ENTRIES SHOWN:
+ + + + +

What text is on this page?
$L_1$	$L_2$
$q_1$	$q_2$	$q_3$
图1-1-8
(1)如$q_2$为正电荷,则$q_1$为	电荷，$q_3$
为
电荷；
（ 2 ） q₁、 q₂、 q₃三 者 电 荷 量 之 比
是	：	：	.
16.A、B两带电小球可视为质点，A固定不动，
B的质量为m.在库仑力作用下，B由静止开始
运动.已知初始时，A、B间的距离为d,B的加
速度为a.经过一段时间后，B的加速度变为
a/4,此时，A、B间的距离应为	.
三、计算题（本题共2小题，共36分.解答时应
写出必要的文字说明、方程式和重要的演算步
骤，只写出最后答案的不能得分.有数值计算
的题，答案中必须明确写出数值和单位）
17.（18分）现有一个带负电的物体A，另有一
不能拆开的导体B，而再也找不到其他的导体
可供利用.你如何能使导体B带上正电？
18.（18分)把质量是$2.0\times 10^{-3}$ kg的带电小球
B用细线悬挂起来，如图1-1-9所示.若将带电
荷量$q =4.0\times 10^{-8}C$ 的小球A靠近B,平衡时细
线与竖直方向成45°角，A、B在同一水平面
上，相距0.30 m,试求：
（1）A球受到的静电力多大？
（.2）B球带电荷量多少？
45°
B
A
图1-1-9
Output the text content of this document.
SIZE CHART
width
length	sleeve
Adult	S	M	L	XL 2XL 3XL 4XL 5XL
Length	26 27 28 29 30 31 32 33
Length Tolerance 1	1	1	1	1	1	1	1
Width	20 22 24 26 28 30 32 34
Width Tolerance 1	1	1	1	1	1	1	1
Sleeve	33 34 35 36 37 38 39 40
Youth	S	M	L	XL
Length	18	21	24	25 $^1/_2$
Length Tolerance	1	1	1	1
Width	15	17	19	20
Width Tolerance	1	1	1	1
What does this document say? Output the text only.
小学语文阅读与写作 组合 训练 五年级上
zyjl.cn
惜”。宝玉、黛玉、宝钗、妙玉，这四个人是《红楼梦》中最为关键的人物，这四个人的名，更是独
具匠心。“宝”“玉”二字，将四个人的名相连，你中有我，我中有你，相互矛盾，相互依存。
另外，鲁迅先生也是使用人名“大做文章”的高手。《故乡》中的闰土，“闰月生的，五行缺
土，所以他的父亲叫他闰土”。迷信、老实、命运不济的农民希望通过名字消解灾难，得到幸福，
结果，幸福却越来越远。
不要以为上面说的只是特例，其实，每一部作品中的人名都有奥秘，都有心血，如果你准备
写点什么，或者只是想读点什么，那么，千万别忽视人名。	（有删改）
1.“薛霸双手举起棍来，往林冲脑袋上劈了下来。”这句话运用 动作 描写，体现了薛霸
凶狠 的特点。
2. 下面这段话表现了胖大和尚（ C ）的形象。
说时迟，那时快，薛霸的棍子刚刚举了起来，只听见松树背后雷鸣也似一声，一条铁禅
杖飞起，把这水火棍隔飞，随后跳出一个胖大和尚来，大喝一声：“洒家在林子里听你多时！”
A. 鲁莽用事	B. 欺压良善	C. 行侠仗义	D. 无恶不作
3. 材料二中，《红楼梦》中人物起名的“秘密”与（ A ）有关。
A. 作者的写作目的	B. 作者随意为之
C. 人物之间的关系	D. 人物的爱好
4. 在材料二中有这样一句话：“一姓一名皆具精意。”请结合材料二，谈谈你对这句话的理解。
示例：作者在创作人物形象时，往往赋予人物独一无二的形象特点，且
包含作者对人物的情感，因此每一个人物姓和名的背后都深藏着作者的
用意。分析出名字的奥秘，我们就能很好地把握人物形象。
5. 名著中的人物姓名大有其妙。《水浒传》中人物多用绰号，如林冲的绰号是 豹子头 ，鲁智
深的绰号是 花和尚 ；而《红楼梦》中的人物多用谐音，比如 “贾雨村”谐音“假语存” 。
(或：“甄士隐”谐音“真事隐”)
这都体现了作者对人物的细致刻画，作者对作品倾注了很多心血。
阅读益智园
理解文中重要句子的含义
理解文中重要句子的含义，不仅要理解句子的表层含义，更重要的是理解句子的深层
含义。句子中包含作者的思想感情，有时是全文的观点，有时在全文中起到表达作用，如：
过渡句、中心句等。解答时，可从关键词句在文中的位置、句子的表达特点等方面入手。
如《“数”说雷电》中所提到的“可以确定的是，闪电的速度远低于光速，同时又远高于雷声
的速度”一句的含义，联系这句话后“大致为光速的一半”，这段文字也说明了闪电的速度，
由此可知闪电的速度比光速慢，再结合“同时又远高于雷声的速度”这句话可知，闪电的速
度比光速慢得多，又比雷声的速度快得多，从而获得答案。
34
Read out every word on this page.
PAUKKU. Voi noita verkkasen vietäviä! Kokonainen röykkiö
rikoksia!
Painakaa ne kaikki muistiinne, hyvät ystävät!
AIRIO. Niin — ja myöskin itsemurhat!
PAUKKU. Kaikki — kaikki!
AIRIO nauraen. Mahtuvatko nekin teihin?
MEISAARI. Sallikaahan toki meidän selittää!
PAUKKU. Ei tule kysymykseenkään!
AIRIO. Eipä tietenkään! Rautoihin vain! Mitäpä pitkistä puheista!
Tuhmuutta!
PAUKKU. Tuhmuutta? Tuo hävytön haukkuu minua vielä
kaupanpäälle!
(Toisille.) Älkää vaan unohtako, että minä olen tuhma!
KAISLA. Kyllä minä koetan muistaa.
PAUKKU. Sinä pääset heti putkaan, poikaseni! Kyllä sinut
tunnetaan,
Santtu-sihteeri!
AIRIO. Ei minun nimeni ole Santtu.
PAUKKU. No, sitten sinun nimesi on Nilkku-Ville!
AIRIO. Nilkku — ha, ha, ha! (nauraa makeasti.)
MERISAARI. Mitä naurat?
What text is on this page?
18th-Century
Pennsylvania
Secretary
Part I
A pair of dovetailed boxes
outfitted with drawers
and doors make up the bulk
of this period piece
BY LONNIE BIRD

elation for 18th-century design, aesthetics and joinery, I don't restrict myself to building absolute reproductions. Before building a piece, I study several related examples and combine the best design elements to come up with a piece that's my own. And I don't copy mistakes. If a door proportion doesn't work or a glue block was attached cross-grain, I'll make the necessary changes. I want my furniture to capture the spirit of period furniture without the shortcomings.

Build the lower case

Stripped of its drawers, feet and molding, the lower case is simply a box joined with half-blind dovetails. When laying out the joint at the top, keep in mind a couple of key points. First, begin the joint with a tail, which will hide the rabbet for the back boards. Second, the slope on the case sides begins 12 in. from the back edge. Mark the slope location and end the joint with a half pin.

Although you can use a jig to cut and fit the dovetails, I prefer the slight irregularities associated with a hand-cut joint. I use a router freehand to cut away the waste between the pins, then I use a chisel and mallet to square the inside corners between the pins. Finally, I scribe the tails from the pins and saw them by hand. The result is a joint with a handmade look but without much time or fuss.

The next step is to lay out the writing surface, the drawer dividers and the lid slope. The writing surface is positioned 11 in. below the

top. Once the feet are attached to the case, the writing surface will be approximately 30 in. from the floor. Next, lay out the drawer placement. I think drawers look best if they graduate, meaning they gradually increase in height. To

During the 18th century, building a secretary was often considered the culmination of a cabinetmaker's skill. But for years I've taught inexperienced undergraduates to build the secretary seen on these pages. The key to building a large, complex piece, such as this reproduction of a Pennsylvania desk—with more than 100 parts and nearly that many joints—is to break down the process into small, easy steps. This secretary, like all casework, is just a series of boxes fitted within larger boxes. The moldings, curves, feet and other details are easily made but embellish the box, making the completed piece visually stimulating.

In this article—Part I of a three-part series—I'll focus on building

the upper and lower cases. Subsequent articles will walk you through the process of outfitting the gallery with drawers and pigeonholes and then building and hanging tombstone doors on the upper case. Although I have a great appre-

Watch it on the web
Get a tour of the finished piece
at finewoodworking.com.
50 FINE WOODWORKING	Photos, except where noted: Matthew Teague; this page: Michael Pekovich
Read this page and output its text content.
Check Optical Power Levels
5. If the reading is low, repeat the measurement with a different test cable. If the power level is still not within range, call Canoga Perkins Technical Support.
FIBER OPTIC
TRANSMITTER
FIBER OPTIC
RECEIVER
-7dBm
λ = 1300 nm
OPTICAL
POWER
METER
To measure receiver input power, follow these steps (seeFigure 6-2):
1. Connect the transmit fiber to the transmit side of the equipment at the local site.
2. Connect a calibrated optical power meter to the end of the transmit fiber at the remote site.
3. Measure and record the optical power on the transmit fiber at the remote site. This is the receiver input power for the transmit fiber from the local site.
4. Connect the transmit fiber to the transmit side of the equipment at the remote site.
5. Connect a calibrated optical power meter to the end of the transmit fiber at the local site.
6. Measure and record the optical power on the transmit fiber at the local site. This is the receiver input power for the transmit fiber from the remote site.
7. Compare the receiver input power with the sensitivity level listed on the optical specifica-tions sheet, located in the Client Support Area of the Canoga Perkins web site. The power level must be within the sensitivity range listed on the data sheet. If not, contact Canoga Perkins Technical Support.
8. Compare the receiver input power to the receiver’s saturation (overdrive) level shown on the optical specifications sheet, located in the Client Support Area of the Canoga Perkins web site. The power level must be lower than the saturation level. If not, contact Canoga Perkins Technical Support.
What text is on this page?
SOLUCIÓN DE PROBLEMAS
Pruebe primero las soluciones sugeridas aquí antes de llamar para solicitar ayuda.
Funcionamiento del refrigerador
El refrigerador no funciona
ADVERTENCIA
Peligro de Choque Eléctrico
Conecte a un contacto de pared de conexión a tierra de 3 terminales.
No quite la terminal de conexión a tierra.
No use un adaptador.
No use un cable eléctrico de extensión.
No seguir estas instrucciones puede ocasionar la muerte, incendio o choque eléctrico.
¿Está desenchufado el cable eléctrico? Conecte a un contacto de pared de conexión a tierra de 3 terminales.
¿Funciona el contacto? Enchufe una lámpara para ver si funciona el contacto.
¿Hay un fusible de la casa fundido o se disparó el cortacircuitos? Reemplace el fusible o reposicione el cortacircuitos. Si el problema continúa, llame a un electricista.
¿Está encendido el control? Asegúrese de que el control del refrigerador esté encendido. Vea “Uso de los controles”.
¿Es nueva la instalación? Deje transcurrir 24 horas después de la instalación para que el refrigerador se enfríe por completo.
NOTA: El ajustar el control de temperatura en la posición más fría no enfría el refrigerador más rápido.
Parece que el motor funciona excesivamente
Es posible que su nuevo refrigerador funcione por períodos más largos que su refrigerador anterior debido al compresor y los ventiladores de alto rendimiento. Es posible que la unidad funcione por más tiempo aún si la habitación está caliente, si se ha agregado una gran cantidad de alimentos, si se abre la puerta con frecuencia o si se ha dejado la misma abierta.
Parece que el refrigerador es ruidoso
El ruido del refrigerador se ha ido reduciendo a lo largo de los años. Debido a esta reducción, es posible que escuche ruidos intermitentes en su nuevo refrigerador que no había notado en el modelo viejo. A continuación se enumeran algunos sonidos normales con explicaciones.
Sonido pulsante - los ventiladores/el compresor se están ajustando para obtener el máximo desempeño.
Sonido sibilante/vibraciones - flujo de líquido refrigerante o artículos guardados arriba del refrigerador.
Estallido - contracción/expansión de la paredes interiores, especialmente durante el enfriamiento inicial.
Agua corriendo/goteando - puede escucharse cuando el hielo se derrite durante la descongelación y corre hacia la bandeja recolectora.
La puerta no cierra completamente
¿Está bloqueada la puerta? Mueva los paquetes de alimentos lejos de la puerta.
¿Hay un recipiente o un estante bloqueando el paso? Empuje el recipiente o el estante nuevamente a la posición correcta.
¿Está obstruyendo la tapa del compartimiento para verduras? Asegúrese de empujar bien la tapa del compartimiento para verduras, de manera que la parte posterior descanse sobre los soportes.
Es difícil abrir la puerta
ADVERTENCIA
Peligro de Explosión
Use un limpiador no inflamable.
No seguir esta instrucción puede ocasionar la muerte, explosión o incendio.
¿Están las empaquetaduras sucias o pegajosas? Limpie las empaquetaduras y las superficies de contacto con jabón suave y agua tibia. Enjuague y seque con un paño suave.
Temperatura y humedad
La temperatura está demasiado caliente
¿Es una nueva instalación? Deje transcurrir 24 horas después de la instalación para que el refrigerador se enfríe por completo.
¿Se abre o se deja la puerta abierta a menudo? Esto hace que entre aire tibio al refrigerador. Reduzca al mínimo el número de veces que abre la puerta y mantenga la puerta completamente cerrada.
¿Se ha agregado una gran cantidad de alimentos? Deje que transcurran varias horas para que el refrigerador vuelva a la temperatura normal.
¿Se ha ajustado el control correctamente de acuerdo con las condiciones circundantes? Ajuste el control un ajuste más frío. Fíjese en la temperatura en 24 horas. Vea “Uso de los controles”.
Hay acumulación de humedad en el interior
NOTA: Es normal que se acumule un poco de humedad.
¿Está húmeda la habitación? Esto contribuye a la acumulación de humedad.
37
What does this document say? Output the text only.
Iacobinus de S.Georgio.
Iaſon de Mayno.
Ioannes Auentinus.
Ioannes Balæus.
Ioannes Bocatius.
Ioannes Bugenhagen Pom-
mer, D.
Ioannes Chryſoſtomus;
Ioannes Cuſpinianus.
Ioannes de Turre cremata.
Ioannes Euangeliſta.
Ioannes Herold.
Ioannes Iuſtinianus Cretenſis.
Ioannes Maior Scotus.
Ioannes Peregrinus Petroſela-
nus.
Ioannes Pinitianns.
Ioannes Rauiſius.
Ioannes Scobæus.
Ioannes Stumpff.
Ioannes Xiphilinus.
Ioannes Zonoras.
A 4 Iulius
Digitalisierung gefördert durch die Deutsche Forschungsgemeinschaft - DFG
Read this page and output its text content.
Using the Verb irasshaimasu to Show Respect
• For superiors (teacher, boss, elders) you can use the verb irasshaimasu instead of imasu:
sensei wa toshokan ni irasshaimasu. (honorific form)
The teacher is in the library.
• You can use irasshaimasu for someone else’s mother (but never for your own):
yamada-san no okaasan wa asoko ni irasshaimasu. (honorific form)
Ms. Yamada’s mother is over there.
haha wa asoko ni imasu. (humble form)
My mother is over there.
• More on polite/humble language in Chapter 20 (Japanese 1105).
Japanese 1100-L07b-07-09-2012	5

+ + + + +

PROBLEM STATEMENT:
Scan the records above, count the lines with "alimentos" in them, and give only the number.

OUTPUT BELOW:
3